Exercise prompt:
Find each line with the string "róbait" and copy it.

Task material:
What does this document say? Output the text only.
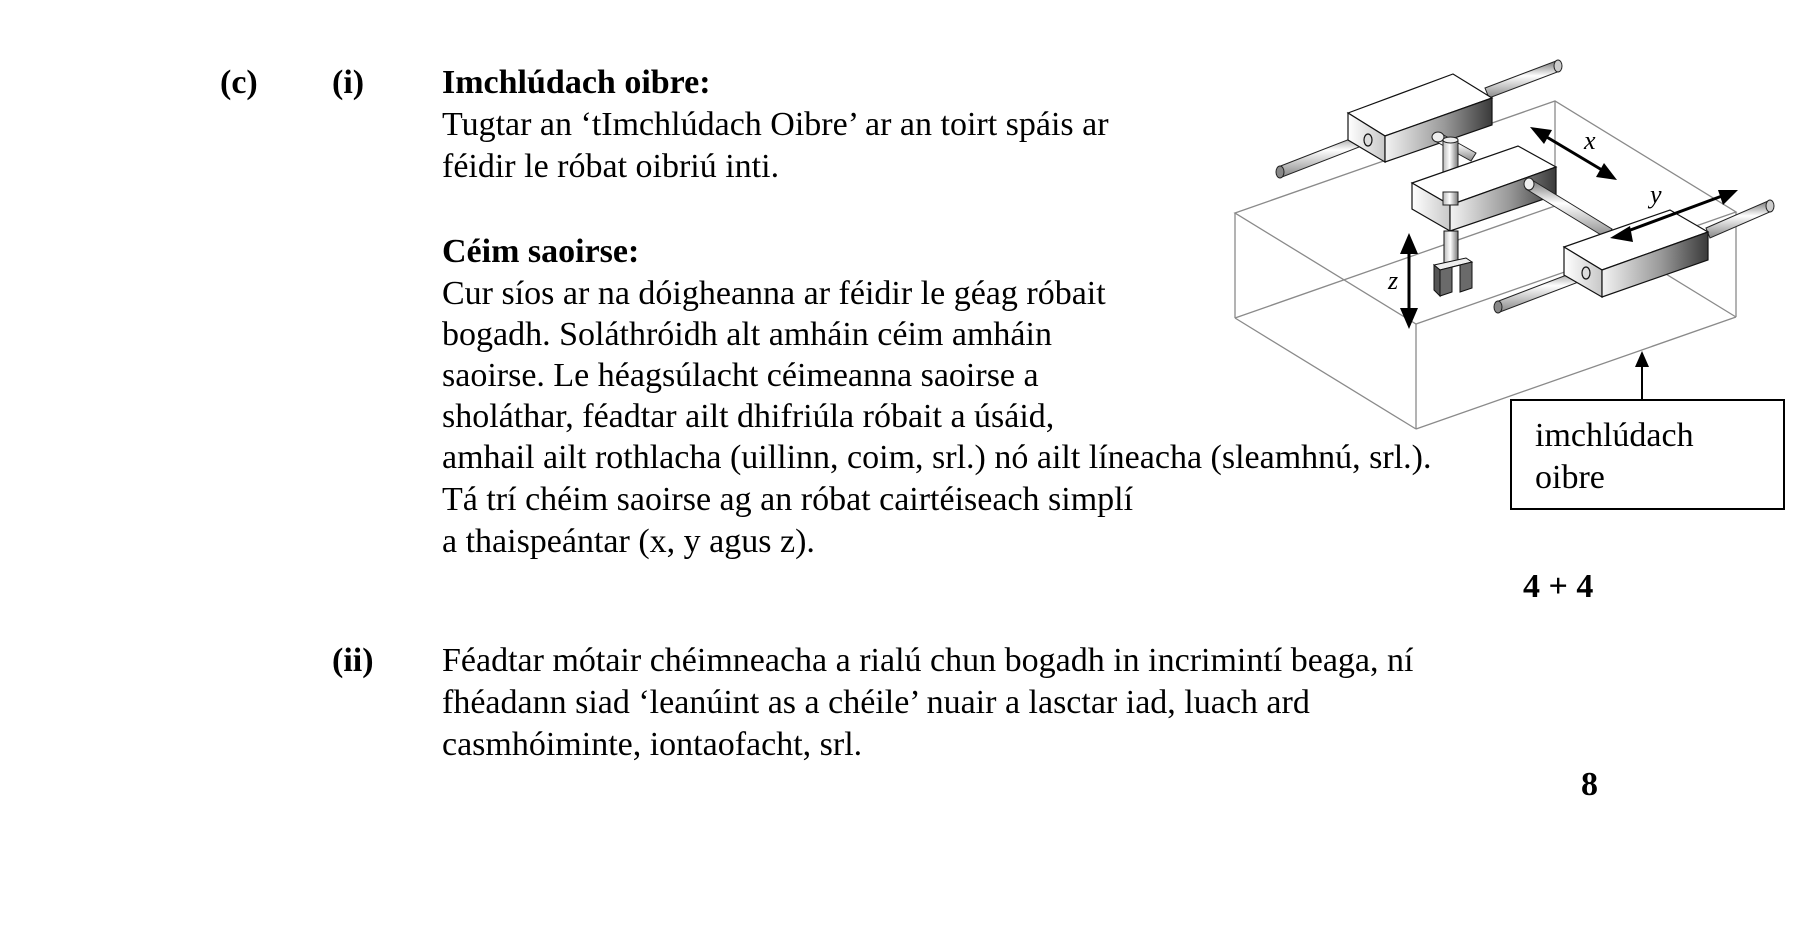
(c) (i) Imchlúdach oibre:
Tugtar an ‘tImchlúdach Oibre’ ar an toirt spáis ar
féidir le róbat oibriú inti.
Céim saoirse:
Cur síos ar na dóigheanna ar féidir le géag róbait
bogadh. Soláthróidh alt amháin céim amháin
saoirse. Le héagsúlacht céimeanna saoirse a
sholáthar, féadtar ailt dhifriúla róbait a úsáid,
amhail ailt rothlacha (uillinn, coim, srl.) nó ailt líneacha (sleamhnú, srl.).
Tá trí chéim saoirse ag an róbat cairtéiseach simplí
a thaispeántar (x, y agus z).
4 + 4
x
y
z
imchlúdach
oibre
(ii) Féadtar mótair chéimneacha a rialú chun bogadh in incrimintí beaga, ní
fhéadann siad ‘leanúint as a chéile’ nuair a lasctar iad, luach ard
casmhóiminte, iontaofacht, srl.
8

--

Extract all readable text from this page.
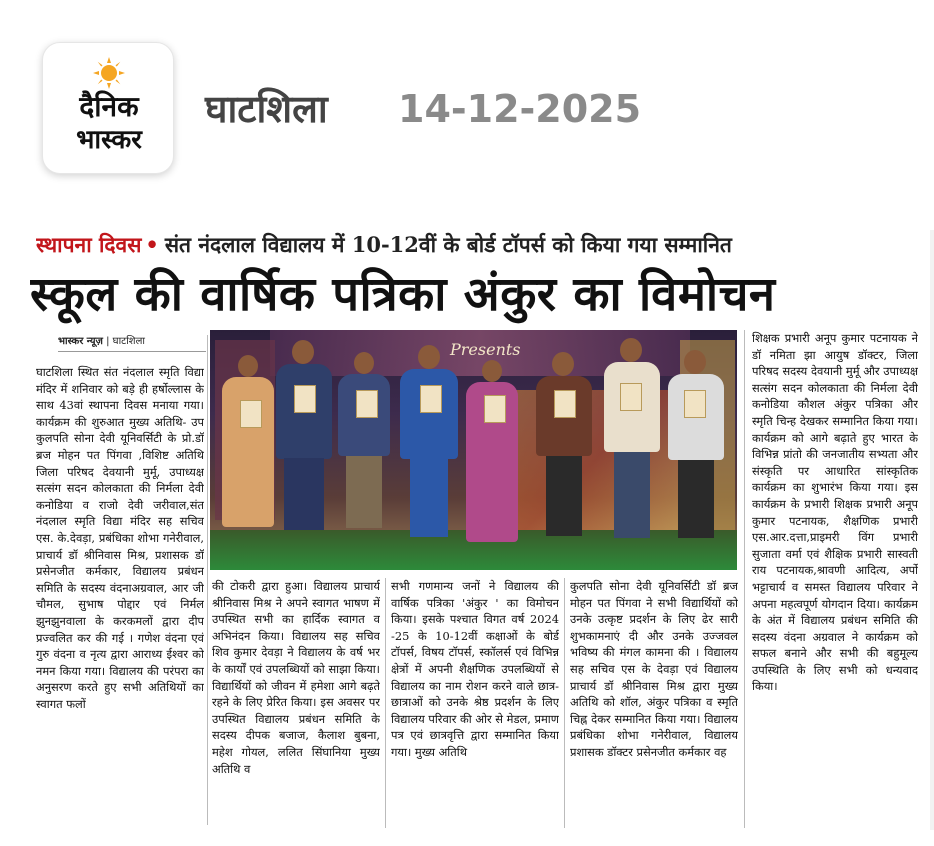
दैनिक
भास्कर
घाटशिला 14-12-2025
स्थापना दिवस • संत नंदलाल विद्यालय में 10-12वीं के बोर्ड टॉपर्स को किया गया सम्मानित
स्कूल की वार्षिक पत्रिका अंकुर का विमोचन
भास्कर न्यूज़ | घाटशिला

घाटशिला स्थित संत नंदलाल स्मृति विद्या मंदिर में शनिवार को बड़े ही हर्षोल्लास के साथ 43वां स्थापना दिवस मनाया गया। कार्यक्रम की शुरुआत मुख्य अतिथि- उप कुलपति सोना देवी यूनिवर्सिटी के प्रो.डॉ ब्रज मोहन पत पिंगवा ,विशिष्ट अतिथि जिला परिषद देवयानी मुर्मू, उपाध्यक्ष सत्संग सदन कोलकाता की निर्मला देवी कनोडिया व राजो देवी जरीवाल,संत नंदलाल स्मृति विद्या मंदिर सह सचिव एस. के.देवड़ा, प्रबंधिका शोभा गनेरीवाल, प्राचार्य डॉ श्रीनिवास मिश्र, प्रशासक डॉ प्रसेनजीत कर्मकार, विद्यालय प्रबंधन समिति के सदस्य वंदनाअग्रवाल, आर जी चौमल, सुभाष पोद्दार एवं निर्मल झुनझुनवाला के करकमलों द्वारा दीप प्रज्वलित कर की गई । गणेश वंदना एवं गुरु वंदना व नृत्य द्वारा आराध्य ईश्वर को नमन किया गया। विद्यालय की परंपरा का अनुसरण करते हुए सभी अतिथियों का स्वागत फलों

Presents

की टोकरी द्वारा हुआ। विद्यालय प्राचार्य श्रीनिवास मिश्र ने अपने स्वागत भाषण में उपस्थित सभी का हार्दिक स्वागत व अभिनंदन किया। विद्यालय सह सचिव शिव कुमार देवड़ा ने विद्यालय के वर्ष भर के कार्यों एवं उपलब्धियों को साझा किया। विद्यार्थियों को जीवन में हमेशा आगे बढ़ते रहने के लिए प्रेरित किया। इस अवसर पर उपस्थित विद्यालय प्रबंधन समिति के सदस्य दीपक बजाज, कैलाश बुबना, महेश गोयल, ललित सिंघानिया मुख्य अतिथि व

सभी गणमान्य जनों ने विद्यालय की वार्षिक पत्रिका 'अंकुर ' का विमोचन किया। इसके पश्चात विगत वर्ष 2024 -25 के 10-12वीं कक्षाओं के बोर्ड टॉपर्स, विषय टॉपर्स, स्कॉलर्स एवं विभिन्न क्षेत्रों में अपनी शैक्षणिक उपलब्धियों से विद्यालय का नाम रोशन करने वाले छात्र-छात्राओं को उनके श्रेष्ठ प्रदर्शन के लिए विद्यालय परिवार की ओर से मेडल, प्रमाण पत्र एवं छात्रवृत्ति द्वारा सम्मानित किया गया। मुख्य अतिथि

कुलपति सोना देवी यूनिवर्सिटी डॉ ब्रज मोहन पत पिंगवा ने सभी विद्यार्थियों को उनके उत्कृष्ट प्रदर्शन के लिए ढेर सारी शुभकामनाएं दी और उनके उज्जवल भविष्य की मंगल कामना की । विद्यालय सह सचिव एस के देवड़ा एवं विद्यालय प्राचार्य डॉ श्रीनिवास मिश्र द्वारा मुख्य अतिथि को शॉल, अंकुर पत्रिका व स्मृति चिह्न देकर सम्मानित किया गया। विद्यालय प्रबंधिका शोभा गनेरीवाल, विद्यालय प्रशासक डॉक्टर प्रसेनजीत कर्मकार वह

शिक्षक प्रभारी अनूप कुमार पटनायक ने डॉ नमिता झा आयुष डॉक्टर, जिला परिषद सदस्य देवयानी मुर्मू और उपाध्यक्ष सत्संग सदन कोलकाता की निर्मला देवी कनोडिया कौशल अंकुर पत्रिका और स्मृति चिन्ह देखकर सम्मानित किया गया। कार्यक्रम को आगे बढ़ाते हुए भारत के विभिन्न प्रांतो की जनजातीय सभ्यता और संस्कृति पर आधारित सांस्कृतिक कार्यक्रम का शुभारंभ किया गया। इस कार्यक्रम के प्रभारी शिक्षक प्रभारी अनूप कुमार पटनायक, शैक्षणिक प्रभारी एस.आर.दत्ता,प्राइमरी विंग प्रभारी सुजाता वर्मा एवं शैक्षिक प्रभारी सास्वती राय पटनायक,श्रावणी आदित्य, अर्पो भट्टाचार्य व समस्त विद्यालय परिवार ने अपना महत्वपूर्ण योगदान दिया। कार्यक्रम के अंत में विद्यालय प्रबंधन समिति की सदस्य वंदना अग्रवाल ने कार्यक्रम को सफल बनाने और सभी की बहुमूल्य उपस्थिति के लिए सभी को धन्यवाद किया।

Output:
Cur síos ar na dóigheanna ar féidir le géag róbait
sholáthar, féadtar ailt dhifriúla róbait a úsáid,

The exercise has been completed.